Job:
Transcribe the records that follow in their entirety, omitting any pictures.

[Data entries]
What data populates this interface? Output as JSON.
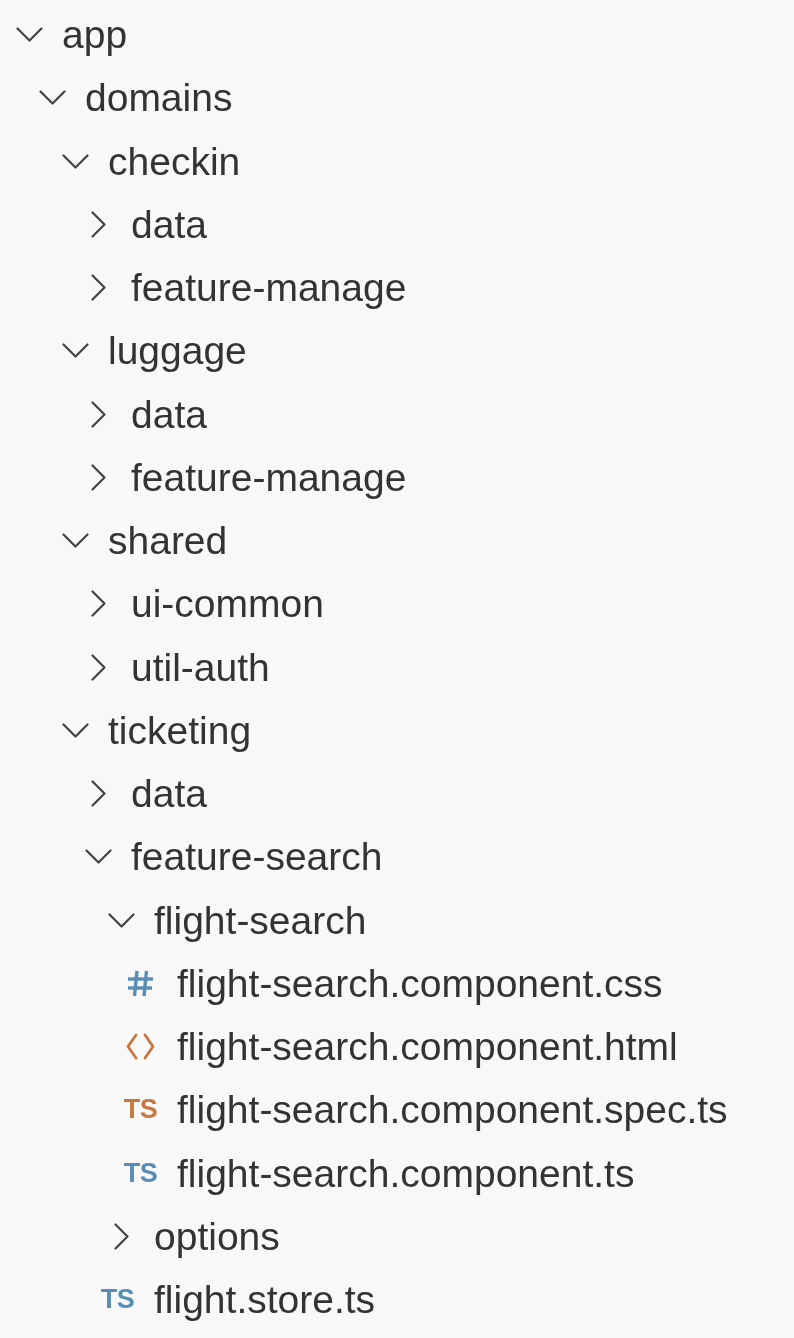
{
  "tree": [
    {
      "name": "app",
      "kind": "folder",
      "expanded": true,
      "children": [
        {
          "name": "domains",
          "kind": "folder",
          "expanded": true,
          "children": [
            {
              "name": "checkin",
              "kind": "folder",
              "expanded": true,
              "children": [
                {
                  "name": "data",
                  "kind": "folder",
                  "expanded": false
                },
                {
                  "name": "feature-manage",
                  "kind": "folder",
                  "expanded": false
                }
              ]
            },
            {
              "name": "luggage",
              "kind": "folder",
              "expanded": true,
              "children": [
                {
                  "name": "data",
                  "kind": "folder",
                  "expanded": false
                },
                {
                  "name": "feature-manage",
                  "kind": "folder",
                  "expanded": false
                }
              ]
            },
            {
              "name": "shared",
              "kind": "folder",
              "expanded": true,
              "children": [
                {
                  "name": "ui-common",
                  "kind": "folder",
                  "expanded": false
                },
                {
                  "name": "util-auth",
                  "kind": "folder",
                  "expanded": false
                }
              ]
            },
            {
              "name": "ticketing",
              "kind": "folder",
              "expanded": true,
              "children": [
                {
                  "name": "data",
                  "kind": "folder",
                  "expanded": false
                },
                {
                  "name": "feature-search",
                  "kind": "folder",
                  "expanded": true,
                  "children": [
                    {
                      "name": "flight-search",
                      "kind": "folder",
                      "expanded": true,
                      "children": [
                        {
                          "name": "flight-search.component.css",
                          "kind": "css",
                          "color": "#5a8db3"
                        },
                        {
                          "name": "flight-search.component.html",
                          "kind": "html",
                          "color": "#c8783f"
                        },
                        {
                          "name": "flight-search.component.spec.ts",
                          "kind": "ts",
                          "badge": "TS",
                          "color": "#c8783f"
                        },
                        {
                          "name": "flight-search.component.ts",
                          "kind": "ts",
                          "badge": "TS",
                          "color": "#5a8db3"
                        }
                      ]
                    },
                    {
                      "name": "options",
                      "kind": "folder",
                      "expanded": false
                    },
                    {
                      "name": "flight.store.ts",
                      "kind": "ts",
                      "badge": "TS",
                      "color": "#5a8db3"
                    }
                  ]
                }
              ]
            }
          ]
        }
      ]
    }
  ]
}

Solution to this problem:
What data populates this interface? Output as JSON.
{
  "tree": [
    {
      "name": "app",
      "kind": "folder",
      "expanded": true,
      "children": [
        {
          "name": "domains",
          "kind": "folder",
          "expanded": true,
          "children": [
            {
              "name": "checkin",
              "kind": "folder",
              "expanded": true,
              "children": [
                {
                  "name": "data",
                  "kind": "folder",
                  "expanded": false
                },
                {
                  "name": "feature-manage",
                  "kind": "folder",
                  "expanded": false
                }
              ]
            },
            {
              "name": "luggage",
              "kind": "folder",
              "expanded": true,
              "children": [
                {
                  "name": "data",
                  "kind": "folder",
                  "expanded": false
                },
                {
                  "name": "feature-manage",
                  "kind": "folder",
                  "expanded": false
                }
              ]
            },
            {
              "name": "shared",
              "kind": "folder",
              "expanded": true,
              "children": [
                {
                  "name": "ui-common",
                  "kind": "folder",
                  "expanded": false
                },
                {
                  "name": "util-auth",
                  "kind": "folder",
                  "expanded": false
                }
              ]
            },
            {
              "name": "ticketing",
              "kind": "folder",
              "expanded": true,
              "children": [
                {
                  "name": "data",
                  "kind": "folder",
                  "expanded": false
                },
                {
                  "name": "feature-search",
                  "kind": "folder",
                  "expanded": true,
                  "children": [
                    {
                      "name": "flight-search",
                      "kind": "folder",
                      "expanded": true,
                      "children": [
                        {
                          "name": "flight-search.component.css",
                          "kind": "css",
                          "color": "#5a8db3"
                        },
                        {
                          "name": "flight-search.component.html",
                          "kind": "html",
                          "color": "#c8783f"
                        },
                        {
                          "name": "flight-search.component.spec.ts",
                          "kind": "ts",
                          "badge": "TS",
                          "color": "#c8783f"
                        },
                        {
                          "name": "flight-search.component.ts",
                          "kind": "ts",
                          "badge": "TS",
                          "color": "#5a8db3"
                        }
                      ]
                    },
                    {
                      "name": "options",
                      "kind": "folder",
                      "expanded": false
                    },
                    {
                      "name": "flight.store.ts",
                      "kind": "ts",
                      "badge": "TS",
                      "color": "#5a8db3"
                    }
                  ]
                }
              ]
            }
          ]
        }
      ]
    }
  ]
}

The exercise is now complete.